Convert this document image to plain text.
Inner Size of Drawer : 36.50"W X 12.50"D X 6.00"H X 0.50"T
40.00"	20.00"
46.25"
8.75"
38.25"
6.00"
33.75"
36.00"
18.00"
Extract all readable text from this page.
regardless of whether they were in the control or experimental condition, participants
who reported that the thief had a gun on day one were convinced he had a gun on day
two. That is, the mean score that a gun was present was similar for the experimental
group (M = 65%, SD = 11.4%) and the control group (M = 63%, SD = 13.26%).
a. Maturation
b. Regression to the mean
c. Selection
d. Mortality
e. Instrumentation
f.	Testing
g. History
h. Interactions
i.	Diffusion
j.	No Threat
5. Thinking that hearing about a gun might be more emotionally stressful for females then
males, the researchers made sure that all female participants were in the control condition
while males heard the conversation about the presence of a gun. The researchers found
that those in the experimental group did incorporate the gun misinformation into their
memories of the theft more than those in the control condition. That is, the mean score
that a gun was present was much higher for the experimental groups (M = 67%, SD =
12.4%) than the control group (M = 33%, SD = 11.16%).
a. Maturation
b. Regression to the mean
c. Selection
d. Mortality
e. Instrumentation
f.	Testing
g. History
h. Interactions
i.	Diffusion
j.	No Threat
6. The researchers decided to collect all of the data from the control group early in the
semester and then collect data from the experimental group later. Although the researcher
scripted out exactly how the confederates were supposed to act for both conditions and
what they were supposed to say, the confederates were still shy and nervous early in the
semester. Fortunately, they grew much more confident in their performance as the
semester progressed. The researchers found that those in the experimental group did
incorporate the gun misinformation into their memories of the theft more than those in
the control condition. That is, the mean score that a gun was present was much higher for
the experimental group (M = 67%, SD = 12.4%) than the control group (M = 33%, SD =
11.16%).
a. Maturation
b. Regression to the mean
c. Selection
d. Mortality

* * * *

(THE TASK): Go through the listing above and locate each line that holds the word "than". Copy those lines.

(RESPONSE):
memories of the theft more than those in the control condition. That is, the mean score
12.4%) than the control group (M = 33%, SD = 11.16%).
incorporate the gun misinformation into their memories of the theft more than those in
the experimental group (M = 67%, SD = 12.4%) than the control group (M = 33%, SD =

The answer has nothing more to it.